REQUESTS ::
[1] In the Security Council statement, for how long have residents of Marinka gone without gas supplies?
[2] Please print the stretch of the Security Council statement from "Thank you Mr" through "the rules-based system.", word for word.

PAGE EXCERPT ::

"This is the only meaningful path to long-term peace in Ukraine. And until this path is taken, sanctions against Russia must remain in place."
Statement by Ambassador Matthew Rycroft, UK Permanent Representative to the United Nations, at the UN Security Council briefing by the OSCE.
Thank you Mr President and I welcome Foreign Minister Kurz to the Security Council. I’m grateful for your briefing just now. Your chairmanship of the OSCE, together with Austria hosting the OSCE and parts of the United Nations, shows how central your country is to international cooperation and to the rules-based system.
Sadly, as we heard here yesterday, the rules-based system is under threat. It’s a threat that we talk about often in this chamber, but to the residents of cities like Marinka, this threat is a horrifying, daily reality. For the past three years, the people there have lived in fear, subject to the daily, unrelenting dangers that have become the norm on the front line in eastern Ukraine. Residents there speak of daily sniper fire, of daily shelling, the daily scramble for shelter. For nearly three years, they have survived without gas supplies, in the face of plummeting temperatures every winter.
These are the consequences of Russia’s violation of Ukraine’s sovereignty and territorial integrity. This is what happens when the rules based system is attacked. We cannot allow this to become the new normal. We must use all of the tools at our disposal in response.

SUPPLIED ENTRIES ::
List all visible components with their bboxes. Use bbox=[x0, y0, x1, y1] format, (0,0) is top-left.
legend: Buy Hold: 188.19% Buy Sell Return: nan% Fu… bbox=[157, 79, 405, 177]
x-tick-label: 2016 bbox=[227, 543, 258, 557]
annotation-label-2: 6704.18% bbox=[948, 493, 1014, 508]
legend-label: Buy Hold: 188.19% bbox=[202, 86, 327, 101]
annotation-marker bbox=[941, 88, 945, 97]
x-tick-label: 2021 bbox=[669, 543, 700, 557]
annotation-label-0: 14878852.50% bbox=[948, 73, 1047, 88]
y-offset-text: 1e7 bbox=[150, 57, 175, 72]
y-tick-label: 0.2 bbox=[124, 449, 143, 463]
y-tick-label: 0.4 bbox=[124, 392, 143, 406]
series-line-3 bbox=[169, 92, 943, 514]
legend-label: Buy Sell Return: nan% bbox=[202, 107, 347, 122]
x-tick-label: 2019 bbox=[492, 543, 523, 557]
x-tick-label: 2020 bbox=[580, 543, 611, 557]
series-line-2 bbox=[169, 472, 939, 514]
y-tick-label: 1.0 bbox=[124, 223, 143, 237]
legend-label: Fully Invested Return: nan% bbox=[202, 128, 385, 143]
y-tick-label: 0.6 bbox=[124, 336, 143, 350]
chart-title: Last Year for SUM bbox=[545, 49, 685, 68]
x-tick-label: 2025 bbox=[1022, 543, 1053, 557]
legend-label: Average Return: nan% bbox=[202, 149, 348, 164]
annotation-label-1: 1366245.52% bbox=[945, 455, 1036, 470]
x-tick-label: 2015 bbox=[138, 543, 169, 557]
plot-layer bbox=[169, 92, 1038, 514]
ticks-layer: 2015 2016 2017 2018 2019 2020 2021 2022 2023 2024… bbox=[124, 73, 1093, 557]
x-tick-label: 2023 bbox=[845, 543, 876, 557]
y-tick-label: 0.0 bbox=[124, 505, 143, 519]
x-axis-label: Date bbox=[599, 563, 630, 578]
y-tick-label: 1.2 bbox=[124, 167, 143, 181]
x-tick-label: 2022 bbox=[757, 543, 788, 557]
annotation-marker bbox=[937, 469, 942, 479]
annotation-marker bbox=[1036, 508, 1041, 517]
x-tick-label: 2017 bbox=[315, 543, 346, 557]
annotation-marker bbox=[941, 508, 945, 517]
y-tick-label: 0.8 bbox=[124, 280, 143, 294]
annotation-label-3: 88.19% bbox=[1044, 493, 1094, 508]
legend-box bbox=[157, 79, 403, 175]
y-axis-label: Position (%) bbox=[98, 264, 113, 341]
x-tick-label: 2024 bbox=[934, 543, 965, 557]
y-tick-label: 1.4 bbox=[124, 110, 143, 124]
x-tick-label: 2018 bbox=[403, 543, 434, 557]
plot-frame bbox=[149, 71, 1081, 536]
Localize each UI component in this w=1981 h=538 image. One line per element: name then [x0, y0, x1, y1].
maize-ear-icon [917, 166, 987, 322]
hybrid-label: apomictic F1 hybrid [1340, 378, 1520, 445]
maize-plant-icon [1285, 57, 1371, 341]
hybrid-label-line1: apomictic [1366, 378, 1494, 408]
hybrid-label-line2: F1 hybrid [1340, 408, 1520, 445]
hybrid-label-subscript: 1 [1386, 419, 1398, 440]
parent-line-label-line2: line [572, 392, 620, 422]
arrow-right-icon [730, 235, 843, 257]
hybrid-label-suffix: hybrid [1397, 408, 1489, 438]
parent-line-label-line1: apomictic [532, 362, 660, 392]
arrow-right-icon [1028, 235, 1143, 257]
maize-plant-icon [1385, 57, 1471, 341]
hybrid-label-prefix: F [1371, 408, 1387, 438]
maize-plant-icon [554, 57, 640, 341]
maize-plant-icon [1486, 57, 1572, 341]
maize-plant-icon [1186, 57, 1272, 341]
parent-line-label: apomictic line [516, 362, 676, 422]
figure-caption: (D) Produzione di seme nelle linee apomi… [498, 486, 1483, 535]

ANSWERS TO THE PROBLEMS ::
[1] Nearly three years.

[2]
Thank you Mr President and I welcome Foreign Minister Kurz to the Security Council. I’m grateful for your briefing just now. Your chairmanship of the OSCE, together with Austria hosting the OSCE and parts of the United Nations, shows how central your country is to international cooperation and to the rules-based system.